- _TASK DIRECTIONS_
Write out each line exactly as given. Leave the pictures out of your copy.

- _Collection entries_

Begin

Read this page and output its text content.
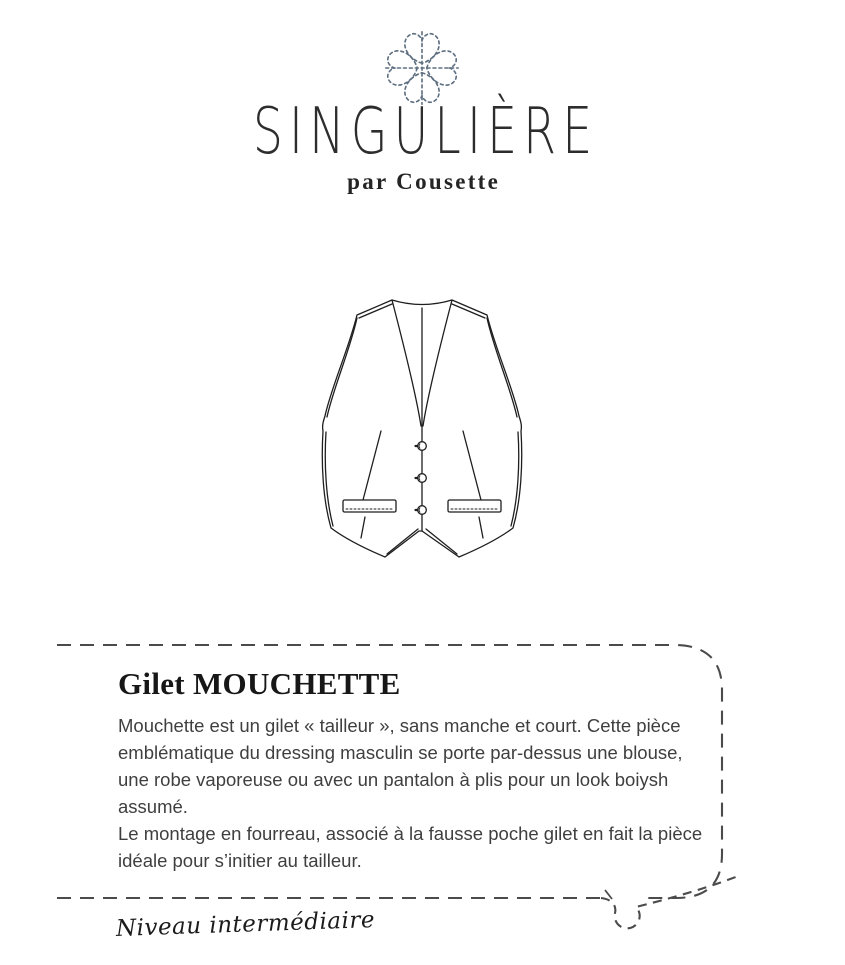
SINGULIÈRE
par Cousette
Gilet MOUCHETTE
Mouchette est un gilet « tailleur », sans manche et court. Cette pièce
emblématique du dressing masculin se porte par-dessus une blouse,
une robe vaporeuse ou avec un pantalon à plis pour un look boiysh
assumé.
Le montage en fourreau, associé à la fausse poche gilet en fait la pièce
idéale pour s’initier au tailleur.
Niveau intermédiaire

End

- _WORKED SOLUTION_
Read this page and output its text content.
SINGULIÈRE
par Cousette
Gilet MOUCHETTE
Mouchette est un gilet « tailleur », sans manche et court. Cette pièce
emblématique du dressing masculin se porte par-dessus une blouse,
une robe vaporeuse ou avec un pantalon à plis pour un look boiysh
assumé.
Le montage en fourreau, associé à la fausse poche gilet en fait la pièce
idéale pour s’initier au tailleur.
Niveau intermédiaire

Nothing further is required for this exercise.